__Material__.
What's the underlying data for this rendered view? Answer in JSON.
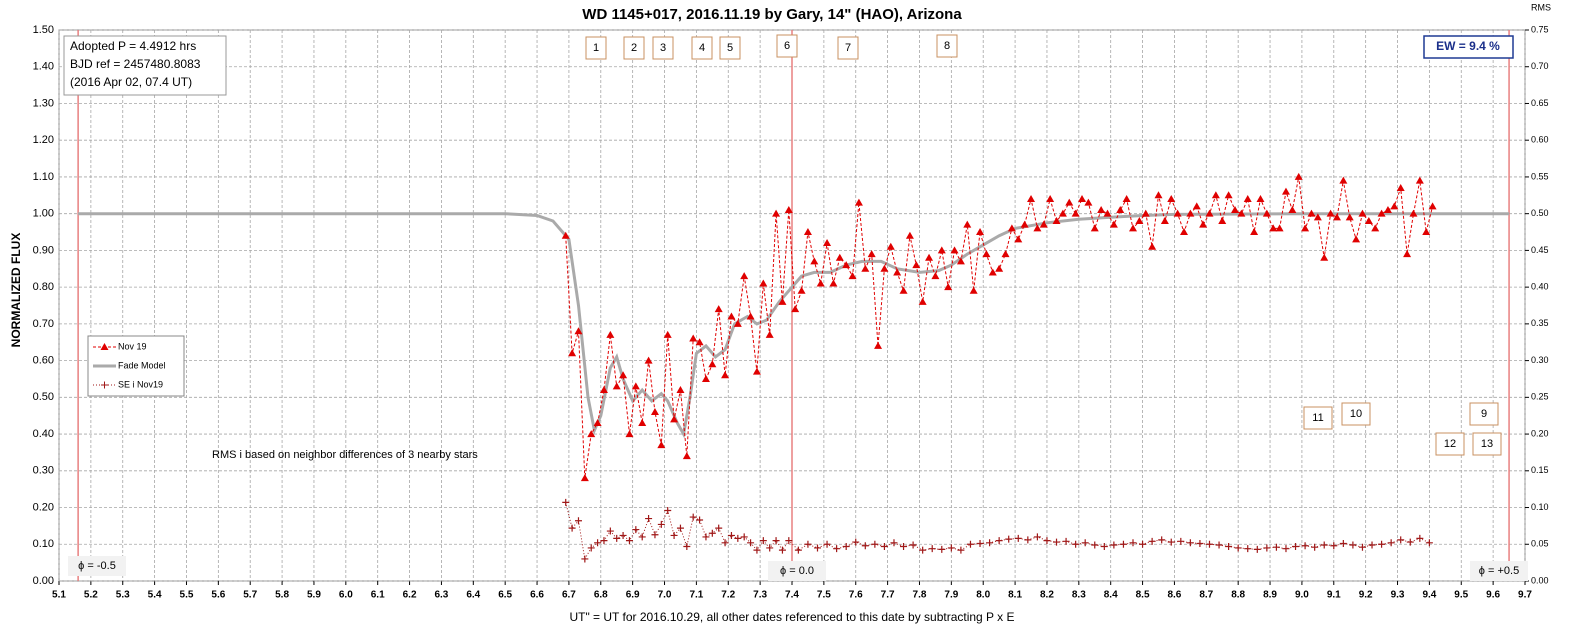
{
  "chart_data": {
    "type": "scatter",
    "title": "WD 1145+017, 2016.11.19 by Gary, 14\" (HAO), Arizona",
    "x_label": "UT\" = UT for 2016.10.29, all other dates referenced to this date by subtracting P x E",
    "y_label": "NORMALIZED FLUX",
    "y2_label": "RMS",
    "info": [
      "Adopted P = 4.4912 hrs",
      "BJD ref = 2457480.8083",
      "(2016 Apr 02, 07.4 UT)"
    ],
    "ew": "EW = 9.4 %",
    "note": "RMS i based on neighbor differences of 3 nearby stars",
    "box_labels": [
      "1",
      "2",
      "3",
      "4",
      "5",
      "6",
      "7",
      "8",
      "11",
      "10",
      "9",
      "12",
      "13"
    ],
    "phase_lines": [
      {
        "x": 5.16,
        "label": "ϕ = -0.5"
      },
      {
        "x": 7.4,
        "label": "ϕ = 0.0"
      },
      {
        "x": 9.65,
        "label": "ϕ = +0.5"
      }
    ],
    "grid": true,
    "legend": "left",
    "xlim": [
      5.1,
      9.7
    ],
    "ylim": [
      0,
      1.5
    ],
    "y2lim": [
      0,
      0.75
    ],
    "xticks": [
      5.1,
      5.2,
      5.3,
      5.4,
      5.5,
      5.6,
      5.7,
      5.8,
      5.9,
      {
        "value": 6,
        "label": "6.0"
      },
      6.1,
      6.2,
      6.3,
      6.4,
      6.5,
      6.6,
      6.7,
      6.8,
      6.9,
      {
        "value": 7,
        "label": "7.0"
      },
      7.1,
      7.2,
      7.3,
      7.4,
      7.5,
      7.6,
      7.7,
      7.8,
      7.9,
      {
        "value": 8,
        "label": "8.0"
      },
      8.1,
      8.2,
      8.3,
      8.4,
      8.5,
      8.6,
      8.7,
      8.8,
      8.9,
      {
        "value": 9,
        "label": "9.0"
      },
      9.1,
      9.2,
      9.3,
      9.4,
      9.5,
      9.6,
      9.7
    ],
    "yticks": [
      {
        "value": 0,
        "label": "0.00"
      },
      {
        "value": 0.1,
        "label": "0.10"
      },
      {
        "value": 0.2,
        "label": "0.20"
      },
      {
        "value": 0.3,
        "label": "0.30"
      },
      {
        "value": 0.4,
        "label": "0.40"
      },
      {
        "value": 0.5,
        "label": "0.50"
      },
      {
        "value": 0.6,
        "label": "0.60"
      },
      {
        "value": 0.7,
        "label": "0.70"
      },
      {
        "value": 0.8,
        "label": "0.80"
      },
      {
        "value": 0.9,
        "label": "0.90"
      },
      {
        "value": 1.0,
        "label": "1.00"
      },
      {
        "value": 1.1,
        "label": "1.10"
      },
      {
        "value": 1.2,
        "label": "1.20"
      },
      {
        "value": 1.3,
        "label": "1.30"
      },
      {
        "value": 1.4,
        "label": "1.40"
      },
      {
        "value": 1.5,
        "label": "1.50"
      }
    ],
    "y2ticks": [
      {
        "value": 0,
        "label": "0.00"
      },
      0.05,
      {
        "value": 0.1,
        "label": "0.10"
      },
      0.15,
      {
        "value": 0.2,
        "label": "0.20"
      },
      0.25,
      {
        "value": 0.3,
        "label": "0.30"
      },
      0.35,
      {
        "value": 0.4,
        "label": "0.40"
      },
      0.45,
      {
        "value": 0.5,
        "label": "0.50"
      },
      0.55,
      {
        "value": 0.6,
        "label": "0.60"
      },
      0.65,
      {
        "value": 0.7,
        "label": "0.70"
      },
      0.75
    ],
    "series": [
      {
        "name": "Nov 19",
        "color": "#e00000",
        "marker": "triangle",
        "line": "dashed",
        "x": [
          6.69,
          6.71,
          6.73,
          6.75,
          6.77,
          6.79,
          6.81,
          6.83,
          6.85,
          6.87,
          6.89,
          6.91,
          6.93,
          6.95,
          6.97,
          6.99,
          7.01,
          7.03,
          7.05,
          7.07,
          7.09,
          7.11,
          7.13,
          7.15,
          7.17,
          7.19,
          7.21,
          7.23,
          7.25,
          7.27,
          7.29,
          7.31,
          7.33,
          7.35,
          7.37,
          7.39,
          7.41,
          7.43,
          7.45,
          7.47,
          7.49,
          7.51,
          7.53,
          7.55,
          7.57,
          7.59,
          7.61,
          7.63,
          7.65,
          7.67,
          7.69,
          7.71,
          7.73,
          7.75,
          7.77,
          7.79,
          7.81,
          7.83,
          7.85,
          7.87,
          7.89,
          7.91,
          7.93,
          7.95,
          7.97,
          7.99,
          8.01,
          8.03,
          8.05,
          8.07,
          8.09,
          8.11,
          8.13,
          8.15,
          8.17,
          8.19,
          8.21,
          8.23,
          8.25,
          8.27,
          8.29,
          8.31,
          8.33,
          8.35,
          8.37,
          8.39,
          8.41,
          8.43,
          8.45,
          8.47,
          8.49,
          8.51,
          8.53,
          8.55,
          8.57,
          8.59,
          8.61,
          8.63,
          8.65,
          8.67,
          8.69,
          8.71,
          8.73,
          8.75,
          8.77,
          8.79,
          8.81,
          8.83,
          8.85,
          8.87,
          8.89,
          8.91,
          8.93,
          8.95,
          8.97,
          8.99,
          9.01,
          9.03,
          9.05,
          9.07,
          9.09,
          9.11,
          9.13,
          9.15,
          9.17,
          9.19,
          9.21,
          9.23,
          9.25,
          9.27,
          9.29,
          9.31,
          9.33,
          9.35,
          9.37,
          9.39,
          9.41
        ],
        "values": [
          0.94,
          0.62,
          0.68,
          0.28,
          0.4,
          0.43,
          0.52,
          0.67,
          0.53,
          0.56,
          0.4,
          0.53,
          0.43,
          0.6,
          0.46,
          0.37,
          0.67,
          0.44,
          0.52,
          0.34,
          0.66,
          0.65,
          0.55,
          0.59,
          0.74,
          0.56,
          0.72,
          0.7,
          0.83,
          0.72,
          0.57,
          0.81,
          0.67,
          1.0,
          0.76,
          1.01,
          0.74,
          0.79,
          0.95,
          0.87,
          0.81,
          0.92,
          0.81,
          0.88,
          0.86,
          0.83,
          1.03,
          0.85,
          0.89,
          0.64,
          0.85,
          0.91,
          0.84,
          0.79,
          0.94,
          0.86,
          0.76,
          0.88,
          0.83,
          0.9,
          0.8,
          0.9,
          0.87,
          0.97,
          0.79,
          0.95,
          0.89,
          0.84,
          0.85,
          0.89,
          0.96,
          0.93,
          0.97,
          1.04,
          0.96,
          0.97,
          1.04,
          0.98,
          1.0,
          1.03,
          1.0,
          1.04,
          1.03,
          0.96,
          1.01,
          1.0,
          0.97,
          1.01,
          1.04,
          0.96,
          0.98,
          1.0,
          0.91,
          1.05,
          0.98,
          1.04,
          1.0,
          0.95,
          1.0,
          1.02,
          0.97,
          1.0,
          1.05,
          0.98,
          1.05,
          1.01,
          1.0,
          1.04,
          0.95,
          1.04,
          1.0,
          0.96,
          0.96,
          1.06,
          1.01,
          1.1,
          0.96,
          1.0,
          0.99,
          0.88,
          1.0,
          0.99,
          1.09,
          0.99,
          0.93,
          1.0,
          0.98,
          0.96,
          1.0,
          1.01,
          1.02,
          1.07,
          0.89,
          1.0,
          1.09,
          0.95,
          1.02
        ]
      },
      {
        "name": "Fade Model",
        "color": "#aaaaaa",
        "marker": "none",
        "line": "solid",
        "x": [
          5.16,
          6.5,
          6.6,
          6.65,
          6.7,
          6.73,
          6.76,
          6.78,
          6.8,
          6.83,
          6.85,
          6.87,
          6.9,
          6.93,
          6.96,
          6.99,
          7.01,
          7.04,
          7.06,
          7.08,
          7.1,
          7.13,
          7.16,
          7.19,
          7.22,
          7.26,
          7.29,
          7.32,
          7.36,
          7.4,
          7.43,
          7.47,
          7.52,
          7.57,
          7.62,
          7.68,
          7.73,
          7.8,
          7.86,
          7.9,
          7.95,
          8.0,
          8.05,
          8.1,
          8.2,
          8.3,
          8.4,
          8.5,
          8.6,
          9.0,
          9.65
        ],
        "values": [
          1.0,
          1.0,
          0.995,
          0.98,
          0.93,
          0.75,
          0.5,
          0.41,
          0.45,
          0.58,
          0.61,
          0.55,
          0.49,
          0.52,
          0.49,
          0.51,
          0.49,
          0.43,
          0.4,
          0.5,
          0.62,
          0.64,
          0.61,
          0.63,
          0.7,
          0.72,
          0.7,
          0.71,
          0.76,
          0.8,
          0.83,
          0.84,
          0.84,
          0.86,
          0.87,
          0.87,
          0.85,
          0.84,
          0.845,
          0.86,
          0.89,
          0.915,
          0.94,
          0.96,
          0.975,
          0.985,
          0.99,
          0.995,
          0.998,
          1.0,
          1.0
        ]
      },
      {
        "name": "SE i Nov19",
        "color": "#a01818",
        "marker": "plus",
        "line": "dotted",
        "axis": "y2",
        "x": [
          6.69,
          6.71,
          6.73,
          6.75,
          6.77,
          6.79,
          6.81,
          6.83,
          6.85,
          6.87,
          6.89,
          6.91,
          6.93,
          6.95,
          6.97,
          6.99,
          7.01,
          7.03,
          7.05,
          7.07,
          7.09,
          7.11,
          7.13,
          7.15,
          7.17,
          7.19,
          7.21,
          7.23,
          7.25,
          7.27,
          7.29,
          7.31,
          7.33,
          7.35,
          7.37,
          7.39,
          7.42,
          7.45,
          7.48,
          7.51,
          7.54,
          7.57,
          7.6,
          7.63,
          7.66,
          7.69,
          7.72,
          7.75,
          7.78,
          7.81,
          7.84,
          7.87,
          7.9,
          7.93,
          7.96,
          7.99,
          8.02,
          8.05,
          8.08,
          8.11,
          8.14,
          8.17,
          8.2,
          8.23,
          8.26,
          8.29,
          8.32,
          8.35,
          8.38,
          8.41,
          8.44,
          8.47,
          8.5,
          8.53,
          8.56,
          8.59,
          8.62,
          8.65,
          8.68,
          8.71,
          8.74,
          8.77,
          8.8,
          8.83,
          8.86,
          8.89,
          8.92,
          8.95,
          8.98,
          9.01,
          9.04,
          9.07,
          9.1,
          9.13,
          9.16,
          9.19,
          9.22,
          9.25,
          9.28,
          9.31,
          9.34,
          9.37,
          9.4
        ],
        "values": [
          0.107,
          0.072,
          0.082,
          0.03,
          0.045,
          0.052,
          0.055,
          0.068,
          0.058,
          0.062,
          0.055,
          0.07,
          0.06,
          0.085,
          0.063,
          0.077,
          0.096,
          0.062,
          0.072,
          0.047,
          0.087,
          0.083,
          0.06,
          0.065,
          0.072,
          0.052,
          0.062,
          0.058,
          0.06,
          0.052,
          0.042,
          0.055,
          0.045,
          0.055,
          0.042,
          0.055,
          0.042,
          0.05,
          0.045,
          0.05,
          0.044,
          0.047,
          0.053,
          0.048,
          0.05,
          0.047,
          0.052,
          0.047,
          0.049,
          0.042,
          0.044,
          0.043,
          0.045,
          0.042,
          0.05,
          0.051,
          0.052,
          0.055,
          0.057,
          0.058,
          0.056,
          0.06,
          0.055,
          0.053,
          0.054,
          0.05,
          0.052,
          0.049,
          0.047,
          0.049,
          0.05,
          0.052,
          0.05,
          0.054,
          0.056,
          0.053,
          0.054,
          0.052,
          0.051,
          0.05,
          0.049,
          0.047,
          0.045,
          0.044,
          0.043,
          0.045,
          0.046,
          0.044,
          0.047,
          0.048,
          0.046,
          0.049,
          0.048,
          0.051,
          0.049,
          0.046,
          0.049,
          0.05,
          0.052,
          0.056,
          0.053,
          0.058,
          0.052
        ]
      }
    ]
  }
}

__What the exercise asks__. Every line that holds the word "name" counts once; state the total number of such lines and nothing else.

__Answer to this exercise__. 3